Records to use:
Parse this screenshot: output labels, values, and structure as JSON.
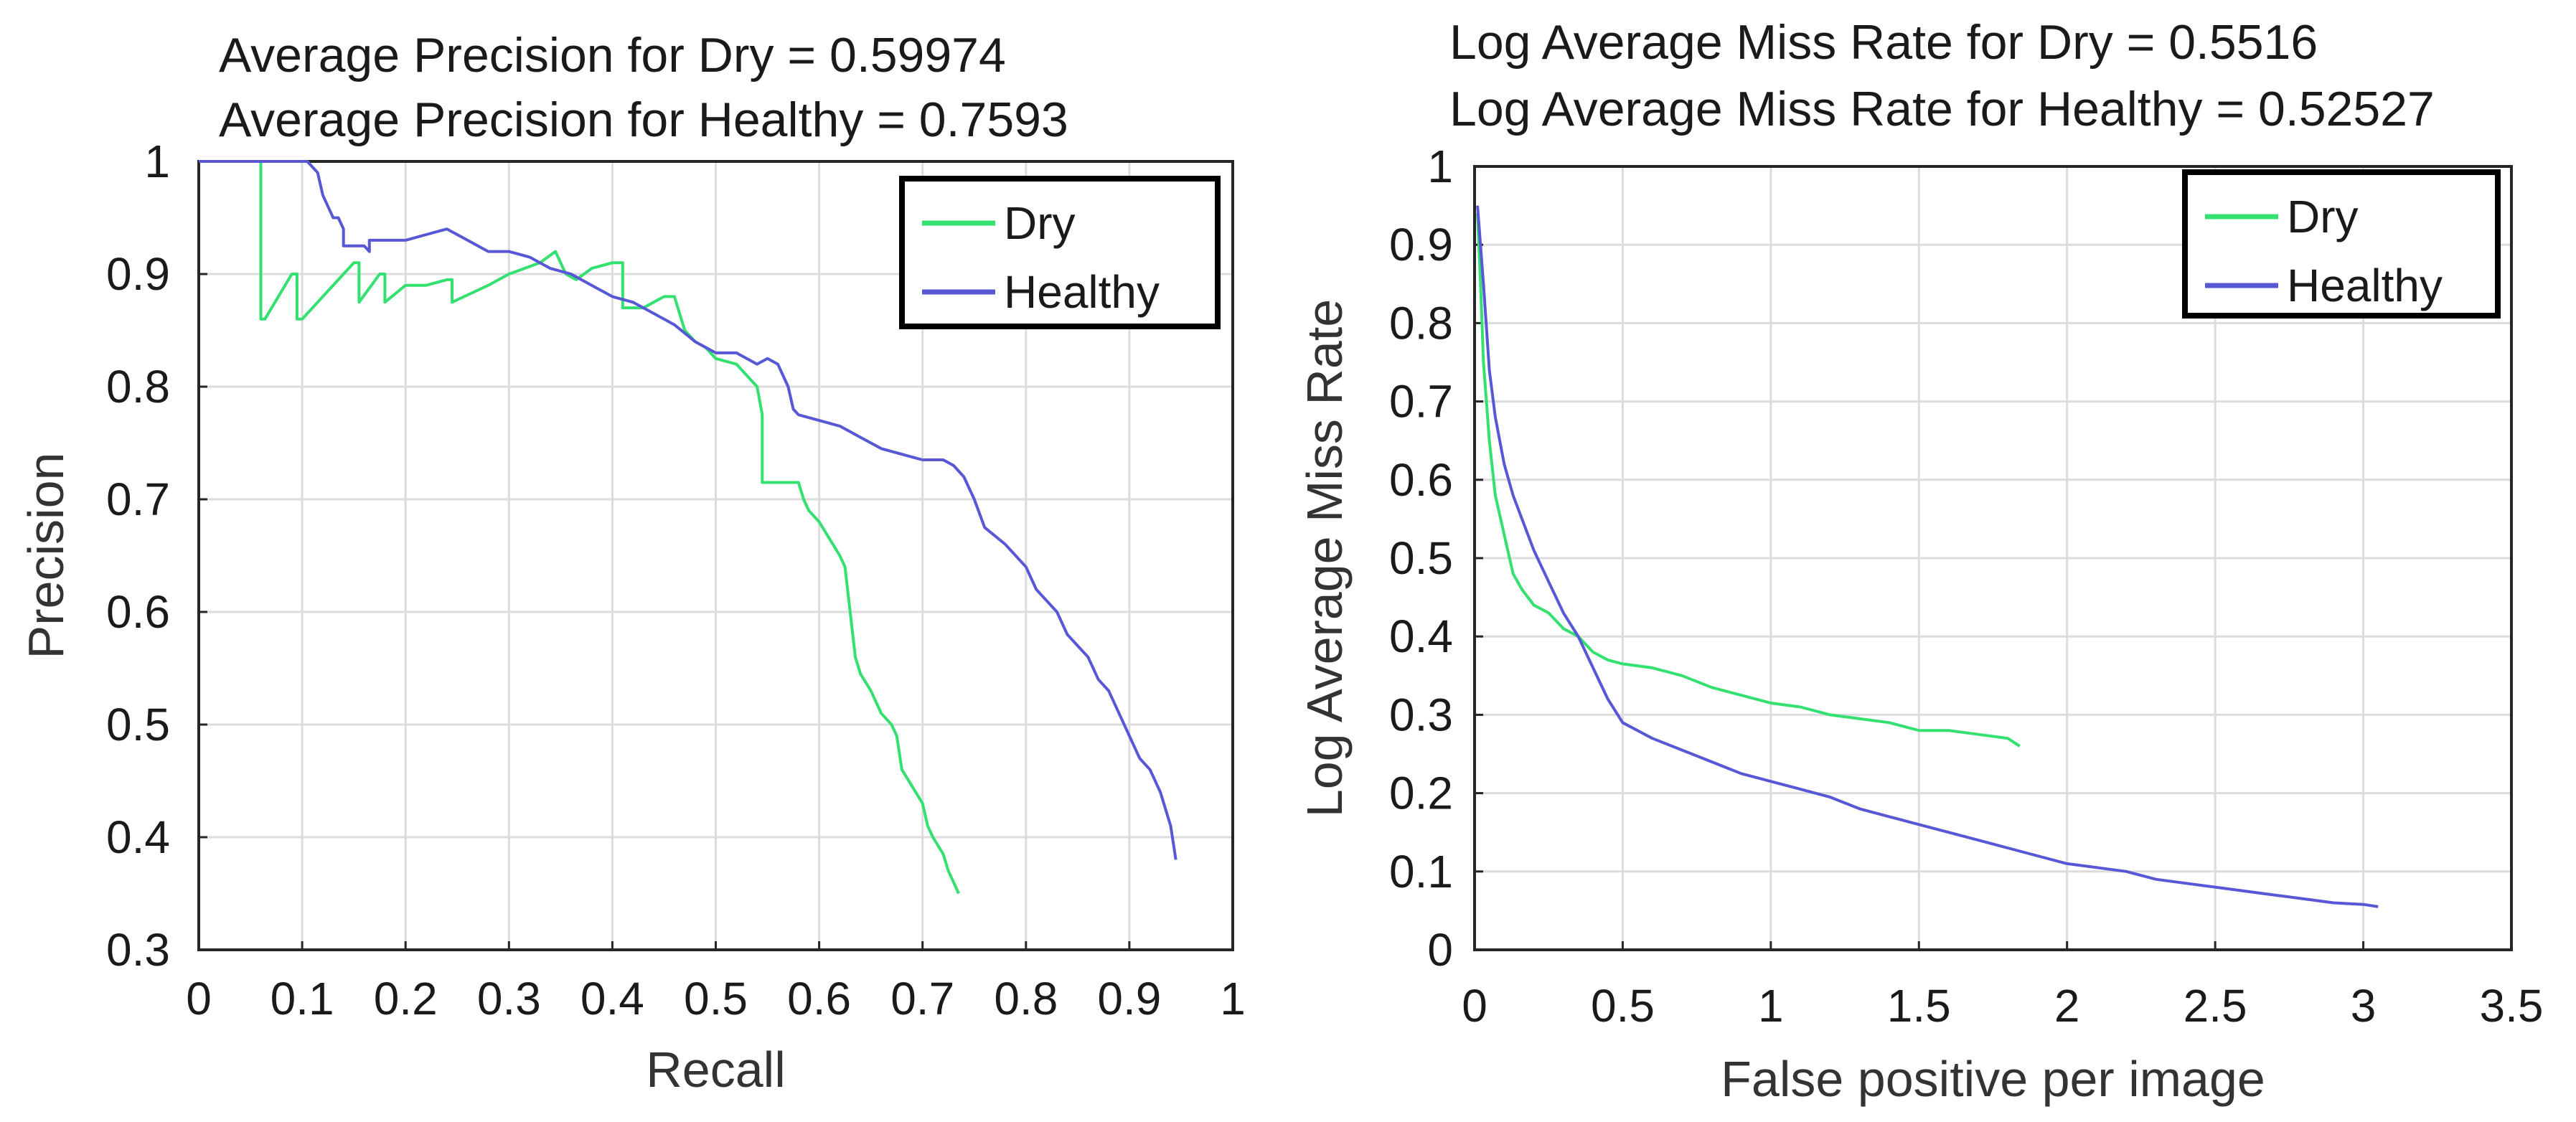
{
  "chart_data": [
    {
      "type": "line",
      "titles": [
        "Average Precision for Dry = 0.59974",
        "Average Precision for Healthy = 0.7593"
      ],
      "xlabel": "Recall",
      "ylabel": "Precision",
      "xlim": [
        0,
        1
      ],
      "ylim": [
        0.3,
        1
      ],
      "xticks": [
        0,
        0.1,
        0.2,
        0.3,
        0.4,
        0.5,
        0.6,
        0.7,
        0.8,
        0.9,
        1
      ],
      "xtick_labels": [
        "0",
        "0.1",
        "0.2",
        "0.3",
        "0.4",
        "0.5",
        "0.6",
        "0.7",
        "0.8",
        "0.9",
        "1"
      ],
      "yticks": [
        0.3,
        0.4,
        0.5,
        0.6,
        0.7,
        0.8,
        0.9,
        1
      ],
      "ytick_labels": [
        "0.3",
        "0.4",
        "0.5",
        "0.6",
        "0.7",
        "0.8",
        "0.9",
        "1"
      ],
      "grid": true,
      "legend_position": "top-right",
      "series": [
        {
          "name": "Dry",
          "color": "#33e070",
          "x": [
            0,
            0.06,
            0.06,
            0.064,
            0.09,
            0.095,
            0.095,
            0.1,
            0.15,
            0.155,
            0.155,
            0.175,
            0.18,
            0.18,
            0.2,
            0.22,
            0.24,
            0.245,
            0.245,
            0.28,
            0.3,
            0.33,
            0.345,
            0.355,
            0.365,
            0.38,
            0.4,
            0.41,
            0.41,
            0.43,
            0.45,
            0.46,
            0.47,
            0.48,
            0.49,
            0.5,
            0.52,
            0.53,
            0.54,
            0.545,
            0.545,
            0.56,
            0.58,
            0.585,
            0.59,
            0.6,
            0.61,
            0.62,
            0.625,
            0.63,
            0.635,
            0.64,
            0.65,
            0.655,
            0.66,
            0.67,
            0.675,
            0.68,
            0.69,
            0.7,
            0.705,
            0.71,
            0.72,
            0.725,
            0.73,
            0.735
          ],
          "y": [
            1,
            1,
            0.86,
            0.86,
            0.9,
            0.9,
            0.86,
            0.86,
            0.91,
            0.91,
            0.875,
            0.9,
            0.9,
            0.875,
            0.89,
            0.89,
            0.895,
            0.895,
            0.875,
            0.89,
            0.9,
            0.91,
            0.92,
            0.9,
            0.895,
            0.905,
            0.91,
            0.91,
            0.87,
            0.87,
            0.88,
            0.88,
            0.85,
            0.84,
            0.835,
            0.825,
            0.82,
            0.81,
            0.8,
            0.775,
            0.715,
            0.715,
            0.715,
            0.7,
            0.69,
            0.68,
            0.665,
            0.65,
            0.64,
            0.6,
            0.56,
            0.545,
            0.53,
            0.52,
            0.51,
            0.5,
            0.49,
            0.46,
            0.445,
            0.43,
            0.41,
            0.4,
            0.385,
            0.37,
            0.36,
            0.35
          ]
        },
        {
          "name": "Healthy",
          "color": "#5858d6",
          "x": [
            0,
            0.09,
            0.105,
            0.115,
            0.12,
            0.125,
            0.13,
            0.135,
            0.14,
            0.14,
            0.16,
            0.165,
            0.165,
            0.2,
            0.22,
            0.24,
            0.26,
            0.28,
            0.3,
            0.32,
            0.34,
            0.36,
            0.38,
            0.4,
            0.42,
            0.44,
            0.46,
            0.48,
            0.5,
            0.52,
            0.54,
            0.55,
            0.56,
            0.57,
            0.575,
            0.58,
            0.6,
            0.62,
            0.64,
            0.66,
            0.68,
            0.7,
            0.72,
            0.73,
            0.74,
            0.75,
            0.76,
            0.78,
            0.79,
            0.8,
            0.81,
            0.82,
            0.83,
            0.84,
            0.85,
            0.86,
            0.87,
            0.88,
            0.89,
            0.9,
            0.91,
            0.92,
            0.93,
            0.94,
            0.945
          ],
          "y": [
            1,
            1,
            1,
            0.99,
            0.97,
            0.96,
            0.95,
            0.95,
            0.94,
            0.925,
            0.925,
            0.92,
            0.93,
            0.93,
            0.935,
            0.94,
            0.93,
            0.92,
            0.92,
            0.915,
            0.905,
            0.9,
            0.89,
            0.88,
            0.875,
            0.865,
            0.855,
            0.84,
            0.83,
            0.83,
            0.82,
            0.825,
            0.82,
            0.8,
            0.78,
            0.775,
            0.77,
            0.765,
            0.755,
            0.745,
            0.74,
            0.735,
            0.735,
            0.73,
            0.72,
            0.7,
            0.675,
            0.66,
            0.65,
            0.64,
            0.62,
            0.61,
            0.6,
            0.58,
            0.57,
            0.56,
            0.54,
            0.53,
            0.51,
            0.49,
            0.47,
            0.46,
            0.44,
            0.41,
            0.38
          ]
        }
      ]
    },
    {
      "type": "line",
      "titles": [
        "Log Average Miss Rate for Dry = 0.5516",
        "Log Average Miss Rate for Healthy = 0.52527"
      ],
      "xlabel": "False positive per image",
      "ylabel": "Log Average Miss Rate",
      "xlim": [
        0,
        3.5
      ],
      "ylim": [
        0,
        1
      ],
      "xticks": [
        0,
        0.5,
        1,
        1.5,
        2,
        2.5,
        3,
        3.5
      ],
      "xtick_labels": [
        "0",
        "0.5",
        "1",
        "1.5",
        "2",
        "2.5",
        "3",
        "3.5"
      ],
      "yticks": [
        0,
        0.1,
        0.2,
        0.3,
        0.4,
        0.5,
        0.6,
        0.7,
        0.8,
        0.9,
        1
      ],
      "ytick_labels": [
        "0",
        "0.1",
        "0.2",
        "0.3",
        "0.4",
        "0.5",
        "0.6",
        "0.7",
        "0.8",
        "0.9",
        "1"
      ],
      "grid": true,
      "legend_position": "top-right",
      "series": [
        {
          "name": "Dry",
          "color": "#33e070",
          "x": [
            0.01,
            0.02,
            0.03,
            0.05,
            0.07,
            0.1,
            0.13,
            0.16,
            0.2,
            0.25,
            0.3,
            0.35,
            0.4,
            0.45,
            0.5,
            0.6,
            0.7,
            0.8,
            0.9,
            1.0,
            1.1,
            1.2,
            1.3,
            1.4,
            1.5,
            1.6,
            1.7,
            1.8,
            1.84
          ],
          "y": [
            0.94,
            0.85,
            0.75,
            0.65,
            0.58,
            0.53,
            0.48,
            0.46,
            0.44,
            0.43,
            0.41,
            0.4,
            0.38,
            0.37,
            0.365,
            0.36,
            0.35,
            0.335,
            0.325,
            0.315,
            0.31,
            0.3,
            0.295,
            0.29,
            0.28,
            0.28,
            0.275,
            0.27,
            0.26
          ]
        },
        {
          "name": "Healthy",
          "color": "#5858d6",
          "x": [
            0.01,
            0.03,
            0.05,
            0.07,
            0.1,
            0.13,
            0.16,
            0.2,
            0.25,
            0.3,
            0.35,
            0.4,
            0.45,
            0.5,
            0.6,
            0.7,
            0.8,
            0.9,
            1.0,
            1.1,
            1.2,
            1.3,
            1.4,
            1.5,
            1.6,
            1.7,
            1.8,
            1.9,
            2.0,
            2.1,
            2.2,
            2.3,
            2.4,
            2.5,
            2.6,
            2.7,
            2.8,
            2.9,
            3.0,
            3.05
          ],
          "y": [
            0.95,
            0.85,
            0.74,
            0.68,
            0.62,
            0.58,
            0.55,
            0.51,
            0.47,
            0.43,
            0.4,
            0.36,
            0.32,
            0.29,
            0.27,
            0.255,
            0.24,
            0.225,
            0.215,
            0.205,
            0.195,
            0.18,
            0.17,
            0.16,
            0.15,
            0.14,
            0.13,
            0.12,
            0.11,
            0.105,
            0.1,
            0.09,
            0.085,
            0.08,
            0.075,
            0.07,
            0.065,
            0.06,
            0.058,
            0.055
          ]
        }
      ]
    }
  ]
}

Exercise requirements:
Using the listing above, list every line in which the string "Precision" occurs.

The answer:
        "Average Precision for Dry = 0.59974",
        "Average Precision for Healthy = 0.7593"
      "ylabel": "Precision",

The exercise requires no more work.